**Trecho do documento:**
==*==
Ora, se a cabeça do parágrafo não trazia qualquer motivo para ser vetada, deveria, portanto, ser mantida, a primeiro, porque benéfica ao cidadão, a segundo porque expurgaria qualquer dúvida sobre o cabimento do mandamus nessa situação, e a terceiro, porque amenizaria os efeitos do inciso segundo deste mesmo artigo.

O art. 6° foi sobremaneira alterado. Seu parágrafo único foi convertido em mais cinco parágrafos (o quarto destes foi vetado). No caput, foi acrescida expressão integrativa à sistemática processual, exigindo a observância de todos os requisitos legais para a petição inicial do Mandado, ao invés de somente os artigos 158 e 159 do CPC. [03]

Ademais, exigiu-se acrescer à peça inaugural a determinação da pessoa jurídica integrada, vinculada ou da qual exerce atribuições, pela autoridade coatora. Além de tal mudança, foi admitida ainda a exibição de documento necessário à prova do alegado que esteja em posse de terceiro.

No novo parágrafo (terceiro), conceitua-se autoridade coatora como a que praticou o ato ou aquela de quem emanou a ordem, merecendo – no primeiro ponto – rápida crítica, haja vista que, se embora praticando o Ato, não seja a autoridade capaz de desfazê-lo, jaez de incompetente no pólo passivo do mandado, esmaecendo a definição trazida.

Já no quinto parágrafo, determina-se a possibilidade de denegação de segurança também nos casos de extinção do processo sem análise do mérito (art. 267 do CPC). Parágrafo sexto: denegado o mandado de segurança sem resolução de mérito, sua renovação poderá ocorrer, apenas, dentro do prazo decadencial de 120 dias.

No art. 7°, foi reduzido o prazo de 15 para 10 dias (em consonância com a lei 4.348) para que a autoridade coatora preste as informações que achar necessárias, em benefício da celeridade; o novo inciso segundo dispõe que se dê ciência do feito ao órgão de representação judicial da pessoa jurídica interessada para que, querendo, ingresse no feito – não havia correspondente nesse sentido. Tal dispositivo corrobora a tese há tempos construída pela doutrina e jurisprudência de que a parte ré não é a autoridade coatora, mas sim o ente público a quem o coator se vincula (e.g., REsp 846581 / RJ, Rel. Min. Castro Meira, Segunda Turma, j. 19/08/2008, p. 11/09/2008).

O antigo inciso segundo teve alterações e agora passou a ser o terceiro, com conteúdo restritivo à concessão de liminar, já que a nova lei prevê a possibilidade de o juiz determinar que seja prestada caução, fiança ou depósito, destinado a assegurar eventual ressarcimento à pessoa jurídica.
==*==
**Tarefas do exercício:**
A - De acordo com o trecho sobre a nova lei do mandado de segurança, qual foi a alteração feita no art. 7° quanto ao prazo para a autoridade coatora prestar informações?
B - Enumere as garantias que o juiz pode determinar que sejam prestadas, segundo o trecho sobre a nova lei do mandado de segurança, no novo inciso terceiro do art. 7°.

(Dados de posicionamento dos elementos)
==*==
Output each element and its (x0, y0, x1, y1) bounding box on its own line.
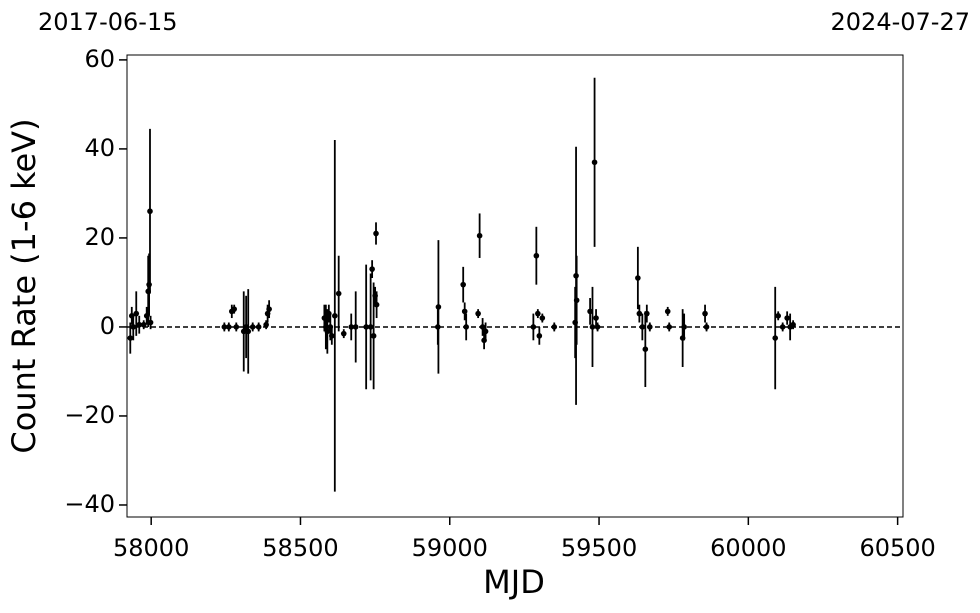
data-point (573, 297, 580, 304)
data-point (593, 315, 599, 321)
data-point (636, 310, 643, 317)
x-tick-label: 59000 (412, 534, 488, 562)
data-point (702, 310, 708, 317)
x-tick-label: 58500 (262, 534, 338, 562)
data-point (784, 315, 790, 321)
data-point (340, 330, 347, 337)
x-tick-label: 58000 (113, 534, 189, 562)
data-point (536, 333, 543, 339)
data-point (221, 324, 228, 330)
data-point (535, 310, 541, 317)
data-point (363, 324, 369, 330)
data-point (779, 324, 786, 330)
data-point (231, 306, 237, 312)
data-point (127, 335, 134, 341)
data-point (530, 324, 537, 330)
data-point (647, 324, 653, 330)
data-point (594, 324, 601, 330)
data-point (255, 324, 262, 330)
data-point (533, 252, 540, 259)
data-point (266, 306, 272, 312)
data-point (476, 232, 483, 239)
data-point (249, 324, 256, 330)
data-point (644, 310, 650, 317)
data-point (639, 324, 646, 330)
data-point (479, 324, 486, 330)
data-point (666, 324, 673, 330)
data-point (140, 321, 147, 328)
data-point (461, 308, 468, 315)
data-point (335, 290, 342, 297)
data-point (240, 328, 247, 335)
data-point (475, 310, 481, 317)
data-point (790, 321, 796, 328)
end-date-label: 2024-07-27 (831, 8, 970, 36)
x-tick-label: 59500 (561, 534, 637, 562)
data-point (589, 324, 596, 330)
data-point (373, 301, 380, 308)
data-point (591, 159, 598, 166)
data-point (263, 321, 269, 328)
y-tick-label: 0 (100, 312, 115, 340)
data-point (324, 328, 331, 335)
data-point (329, 333, 335, 339)
data-point (539, 315, 546, 321)
data-point (147, 319, 154, 326)
y-axis-label: Count Rate (1-6 keV) (5, 118, 43, 453)
y-tick-label: −40 (64, 490, 115, 518)
data-point (133, 310, 140, 317)
plot-frame (126, 54, 904, 518)
data-point (352, 324, 359, 330)
data-point (681, 324, 687, 330)
data-point (635, 275, 641, 281)
data-point (772, 335, 779, 341)
x-tick-label: 60000 (710, 534, 786, 562)
data-point (369, 266, 375, 272)
data-point (642, 346, 649, 353)
data-point (373, 230, 379, 237)
data-point (587, 308, 593, 315)
y-tick-label: 20 (84, 223, 115, 251)
data-point (130, 324, 137, 330)
y-tick-label: −20 (64, 401, 115, 429)
x-axis-label: MJD (483, 563, 545, 601)
data-point (367, 324, 374, 330)
data-point (245, 328, 252, 335)
data-point (664, 308, 671, 315)
data-point (233, 324, 240, 330)
data-point (226, 324, 232, 330)
data-point (460, 281, 466, 288)
y-tick-label: 40 (84, 134, 115, 162)
data-point (435, 304, 442, 310)
data-point (370, 333, 377, 339)
data-point (147, 208, 153, 215)
data-point (348, 324, 355, 330)
data-point (551, 324, 558, 330)
data-point (703, 324, 710, 330)
data-point (463, 324, 469, 330)
data-point (775, 313, 781, 319)
data-point (136, 321, 143, 328)
y-tick-label: 60 (84, 45, 115, 73)
x-tick-label: 60500 (859, 534, 935, 562)
data-point (332, 313, 338, 319)
start-date-label: 2017-06-15 (38, 8, 177, 36)
data-point (482, 328, 489, 335)
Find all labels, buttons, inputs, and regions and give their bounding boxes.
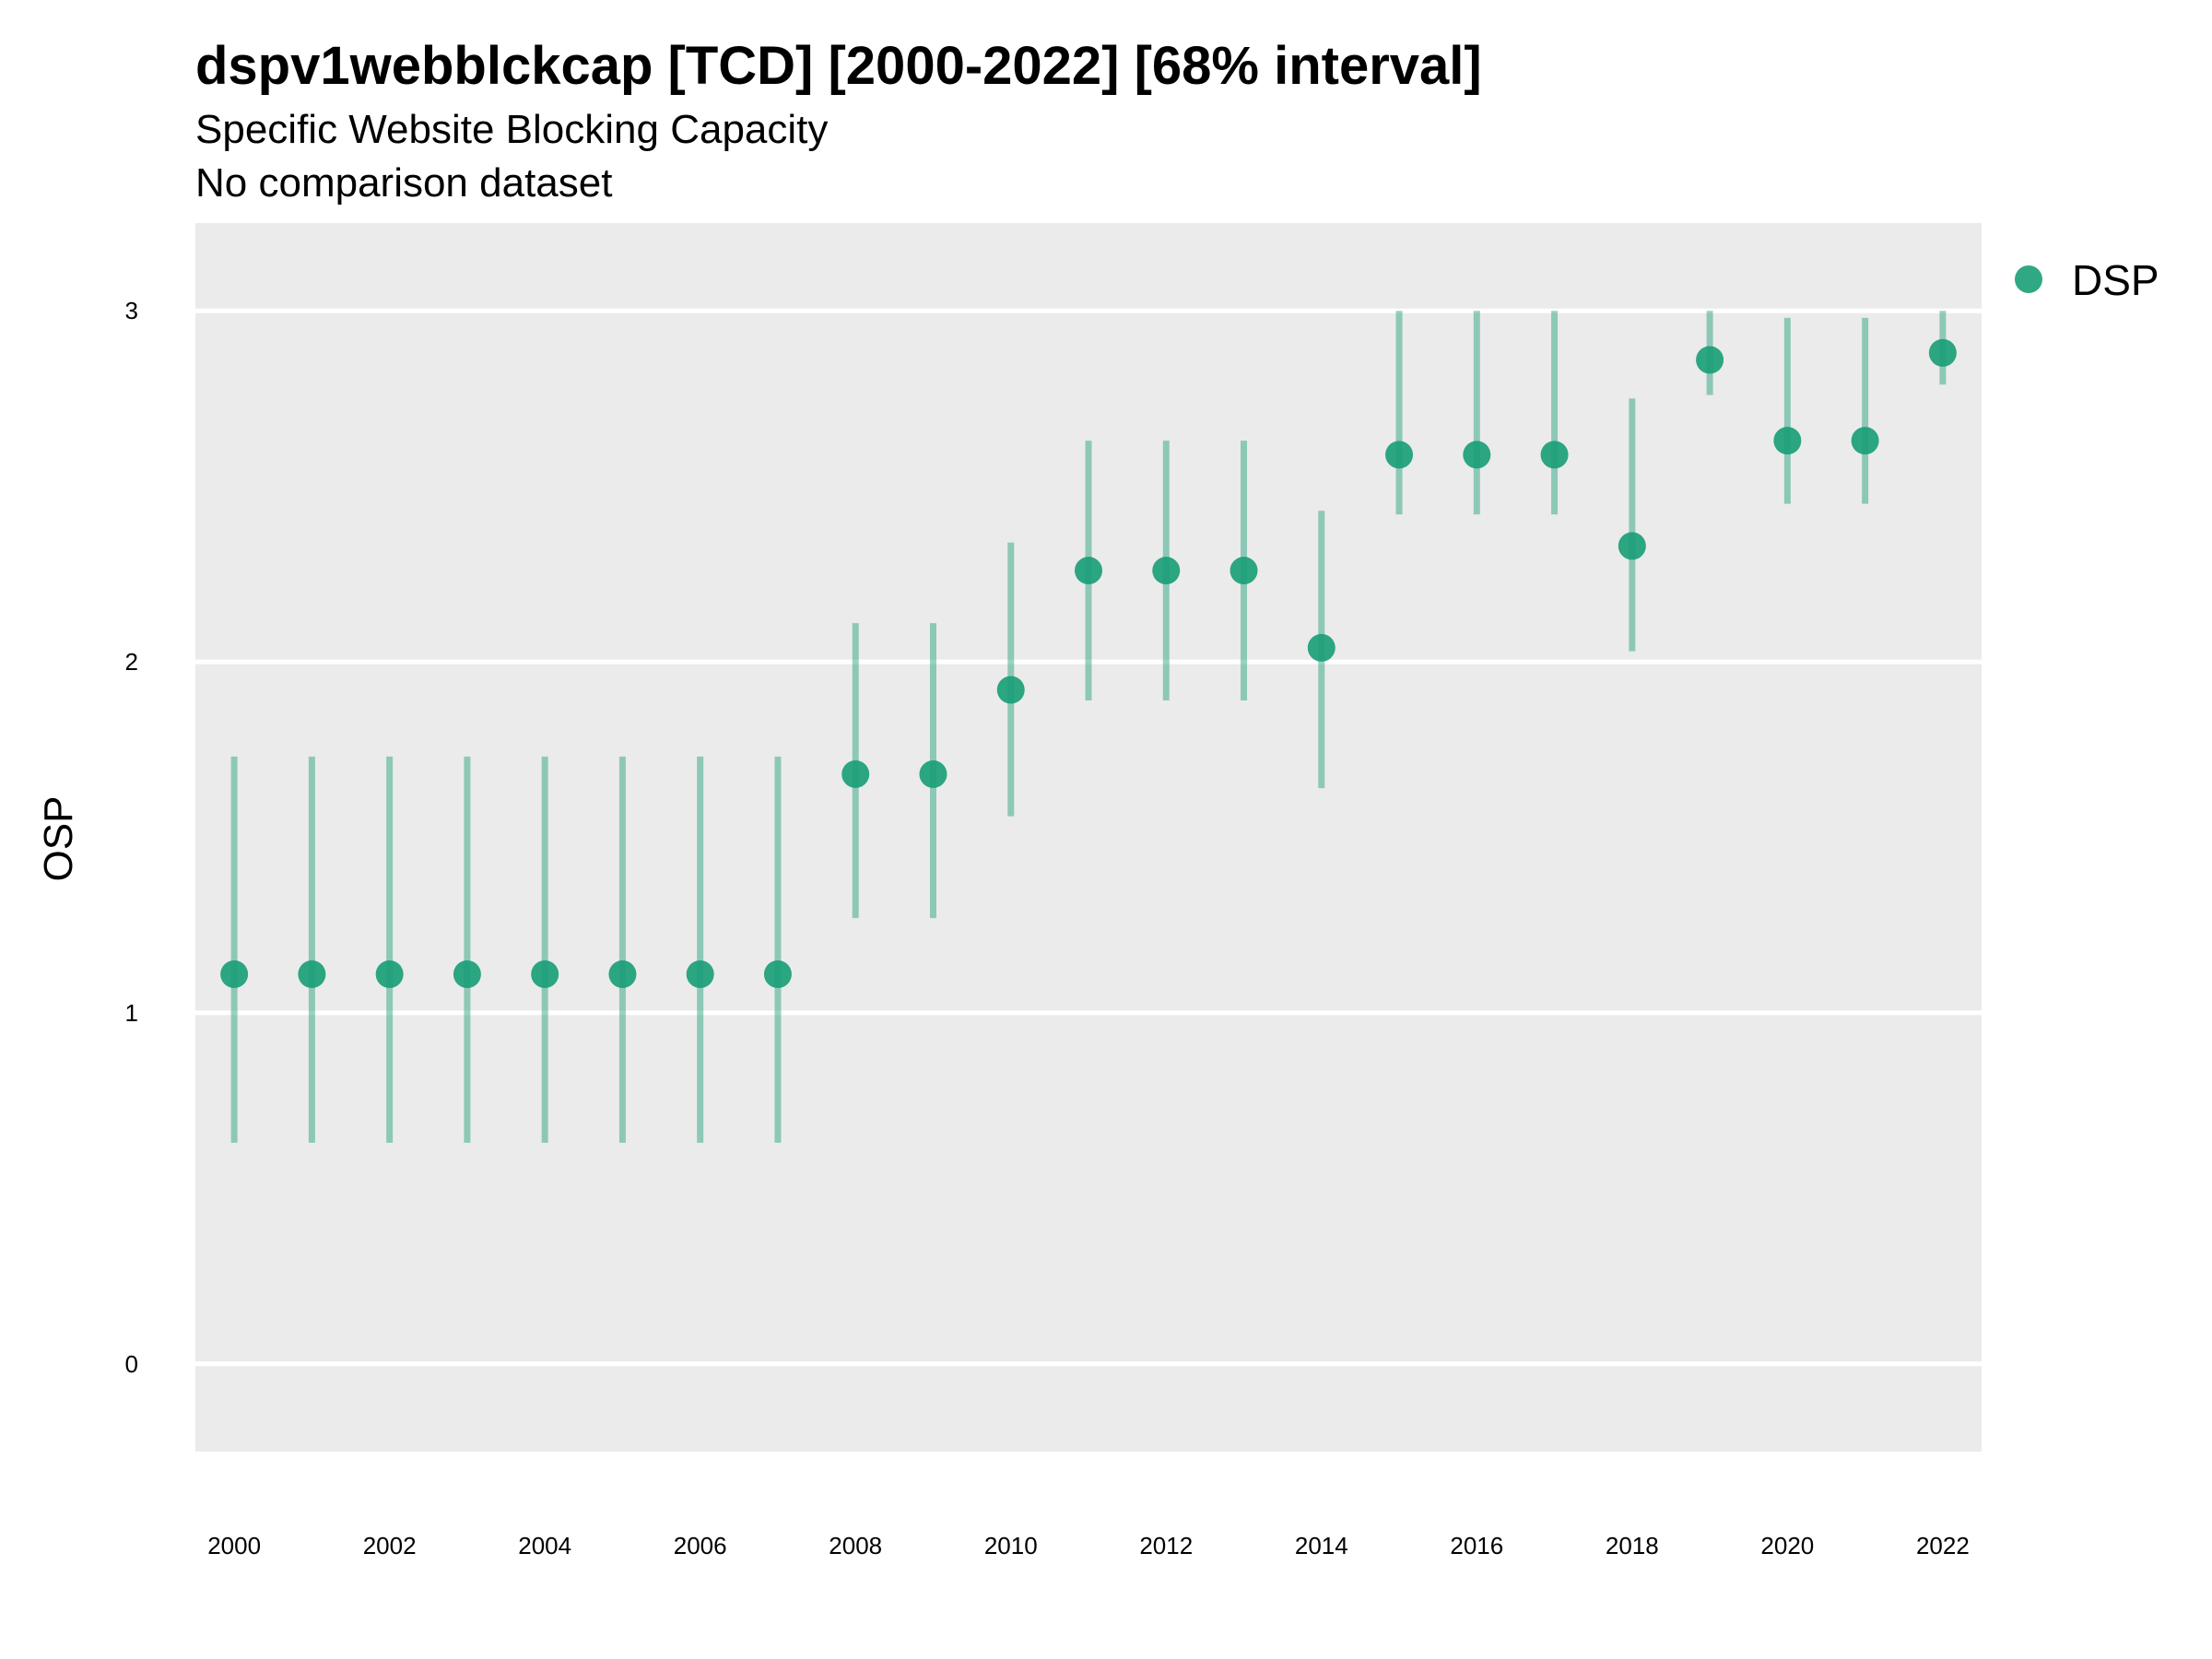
data-point xyxy=(1773,427,1802,455)
data-point xyxy=(1540,441,1569,469)
data-point xyxy=(1696,346,1724,374)
data-point xyxy=(1230,557,1258,585)
y-tick-label-0: 0 xyxy=(125,1350,138,1378)
legend-label-dsp: DSP xyxy=(2072,256,2159,304)
data-point xyxy=(1618,532,1646,560)
chart-subtitle-secondary: No comparison dataset xyxy=(195,160,613,206)
x-tick-label-7: 2014 xyxy=(1295,1532,1348,1559)
x-tick-label-4: 2008 xyxy=(829,1532,882,1559)
x-tick-label-1: 2002 xyxy=(363,1532,417,1559)
data-points xyxy=(220,338,1957,989)
data-point xyxy=(298,960,326,989)
x-tick-label-9: 2018 xyxy=(1606,1532,1659,1559)
data-point xyxy=(375,960,404,989)
data-point xyxy=(1851,427,1879,455)
x-tick-label-10: 2020 xyxy=(1760,1532,1814,1559)
chart-subtitle: Specific Website Blocking Capacity xyxy=(195,107,829,152)
y-axis-title: OSP xyxy=(36,796,81,882)
gridlines xyxy=(195,308,1982,1367)
data-point xyxy=(1307,633,1335,662)
data-point xyxy=(919,759,947,788)
data-point xyxy=(1152,557,1181,585)
data-point xyxy=(608,960,637,989)
y-tick-label-1: 1 xyxy=(125,999,138,1027)
legend: DSP xyxy=(2015,256,2159,304)
data-point xyxy=(763,960,792,989)
y-axis-ticks: 0 1 2 3 xyxy=(125,297,138,1378)
legend-swatch-dsp xyxy=(2015,265,2042,293)
data-point xyxy=(1075,557,1102,585)
x-tick-label-0: 2000 xyxy=(207,1532,261,1559)
x-tick-label-6: 2012 xyxy=(1139,1532,1193,1559)
plot-panel xyxy=(195,223,1982,1452)
data-point xyxy=(453,960,481,989)
x-axis-ticks: 2000 2002 2004 2006 2008 2010 2012 2014 2016 2018… xyxy=(207,1532,1970,1559)
data-point xyxy=(531,960,559,989)
chart-title: dspv1webblckcap [TCD] [2000-2022] [68% i… xyxy=(195,36,1482,96)
x-tick-label-5: 2010 xyxy=(984,1532,1038,1559)
data-point xyxy=(686,960,714,989)
y-tick-label-3: 3 xyxy=(125,297,138,324)
data-point xyxy=(841,759,870,788)
data-point xyxy=(996,676,1025,704)
x-tick-label-3: 2006 xyxy=(674,1532,727,1559)
x-tick-label-11: 2022 xyxy=(1916,1532,1970,1559)
data-point xyxy=(1463,441,1491,469)
x-tick-label-2: 2004 xyxy=(518,1532,571,1559)
data-point xyxy=(220,960,249,989)
data-point xyxy=(1385,441,1414,469)
x-tick-label-8: 2016 xyxy=(1450,1532,1503,1559)
data-point xyxy=(1928,338,1957,367)
y-tick-label-2: 2 xyxy=(125,648,138,676)
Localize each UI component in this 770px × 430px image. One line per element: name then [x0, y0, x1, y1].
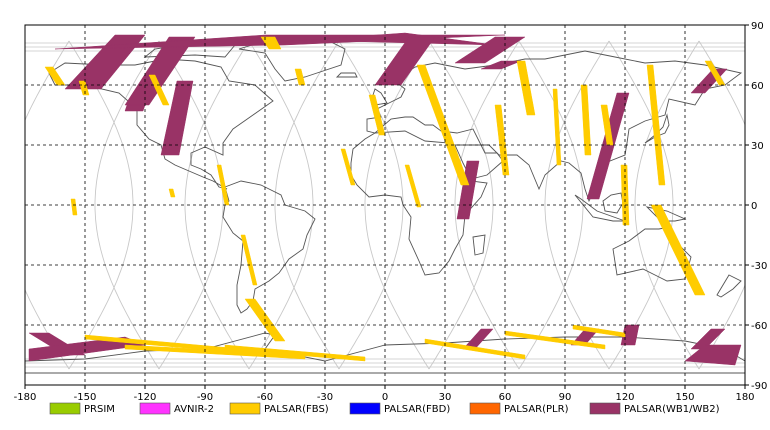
map-frame — [24, 24, 746, 386]
swath-palsar-fbs — [340, 148, 356, 186]
legend-label: PALSAR(FBD) — [384, 404, 450, 415]
legend-item: PALSAR(WB1/WB2) — [589, 402, 720, 415]
swath-palsar-fbs — [260, 36, 282, 50]
swath-palsar-fbs — [494, 104, 510, 176]
swath-palsar-fbs — [78, 80, 90, 96]
x-tick-label: -150 — [74, 392, 97, 403]
legend-label: PALSAR(PLR) — [504, 404, 569, 415]
legend-swatch — [139, 402, 171, 415]
swath-palsar-fbs — [240, 234, 258, 286]
swath-palsar-fbs — [294, 68, 306, 86]
x-axis-ticks: -180 -150 -120 -90 -60 -30 0 30 60 90 120 150 180 — [14, 385, 755, 403]
x-tick-label: -60 — [257, 392, 273, 403]
orbit-track-line — [698, 40, 745, 370]
map-plot-area — [25, 25, 745, 385]
legend-label: PALSAR(WB1/WB2) — [624, 404, 720, 415]
swath-palsar-fbs — [224, 344, 366, 362]
swath-palsar-wb1-wb2 — [454, 36, 526, 64]
orbit-track-line — [25, 40, 70, 370]
x-tick-label: 150 — [675, 392, 694, 403]
orbit-track-line — [364, 40, 430, 370]
legend-swatch — [349, 402, 381, 415]
swath-palsar-wb1-wb2 — [160, 80, 194, 156]
swath-palsar-wb1-wb2 — [620, 324, 640, 346]
y-tick-label: 30 — [751, 141, 764, 152]
swath-palsar-fbs — [704, 60, 726, 86]
x-tick-label: -30 — [317, 392, 333, 403]
swath-palsar-fbs — [70, 198, 78, 216]
x-tick-label: 0 — [382, 392, 388, 403]
legend-swatch — [229, 402, 261, 415]
orbit-track-line — [94, 40, 160, 370]
y-tick-label: -60 — [751, 321, 767, 332]
swath-palsar-fbs — [148, 74, 170, 106]
y-tick-label: 60 — [751, 81, 764, 92]
legend-item: PALSAR(PLR) — [469, 402, 569, 415]
graticule — [25, 25, 745, 385]
x-tick-label: 60 — [499, 392, 512, 403]
legend-label: PRSIM — [84, 404, 115, 415]
swath-palsar-fbs — [552, 88, 562, 166]
coastline-north-america — [48, 58, 274, 190]
orbit-track-line — [184, 40, 250, 370]
y-tick-label: -30 — [751, 261, 767, 272]
y-tick-label: 90 — [751, 21, 764, 32]
legend-label: AVNIR-2 — [174, 404, 214, 415]
coastline-africa — [350, 130, 488, 276]
legend-item: PALSAR(FBS) — [229, 402, 329, 415]
legend-swatch — [589, 402, 621, 415]
legend-swatch — [469, 402, 501, 415]
coverage-swaths — [28, 32, 742, 366]
coastline-iceland — [335, 72, 358, 78]
swath-palsar-fbs — [124, 344, 306, 360]
coastline-new-zealand — [716, 274, 742, 298]
x-tick-label: 30 — [439, 392, 452, 403]
x-tick-label: 120 — [615, 392, 634, 403]
legend-item: PRSIM — [49, 402, 115, 415]
orbit-track-line — [274, 40, 340, 370]
swath-palsar-fbs — [404, 164, 422, 208]
orbit-track-line — [454, 40, 520, 370]
swath-palsar-fbs — [168, 188, 176, 198]
x-tick-label: -180 — [14, 392, 37, 403]
legend-item: PALSAR(FBD) — [349, 402, 450, 415]
y-axis-ticks: 90 60 30 0 -30 -60 -90 — [745, 21, 767, 392]
coastline-australia — [612, 226, 692, 282]
x-tick-label: -120 — [134, 392, 157, 403]
legend-item: AVNIR-2 — [139, 402, 214, 415]
y-tick-label: -90 — [751, 381, 767, 392]
legend: PRSIM AVNIR-2 PALSAR(FBS) PALSAR(FBD) PALSAR… — [49, 402, 720, 415]
x-tick-label: 90 — [559, 392, 572, 403]
coastline-eurasia — [366, 50, 743, 203]
swath-palsar-fbs — [44, 66, 66, 86]
x-tick-label: -90 — [197, 392, 213, 403]
coastline-madagascar — [472, 234, 486, 256]
swath-palsar-wb1-wb2 — [684, 344, 742, 366]
y-tick-label: 0 — [751, 201, 757, 212]
swath-palsar-wb1-wb2 — [124, 104, 146, 112]
x-tick-label: 180 — [735, 392, 754, 403]
legend-label: PALSAR(FBS) — [264, 404, 329, 415]
legend-swatch — [49, 402, 81, 415]
orbit-track-line — [634, 40, 700, 370]
swath-palsar-fbs — [424, 338, 526, 360]
orbit-track-line — [544, 40, 610, 370]
swath-palsar-fbs — [516, 60, 536, 116]
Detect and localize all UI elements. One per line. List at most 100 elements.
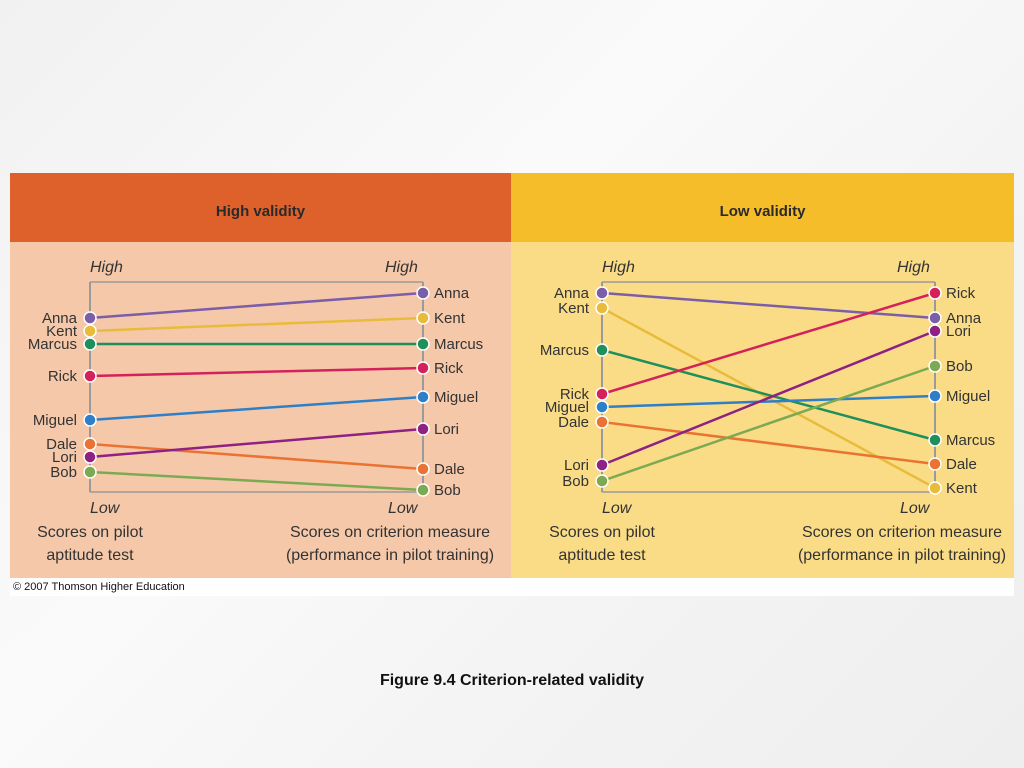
==*==
**Respostas por tarefa:**
A - O prazo foi reduzido de 15 para 10 dias.

B - Caução, fiança e depósito.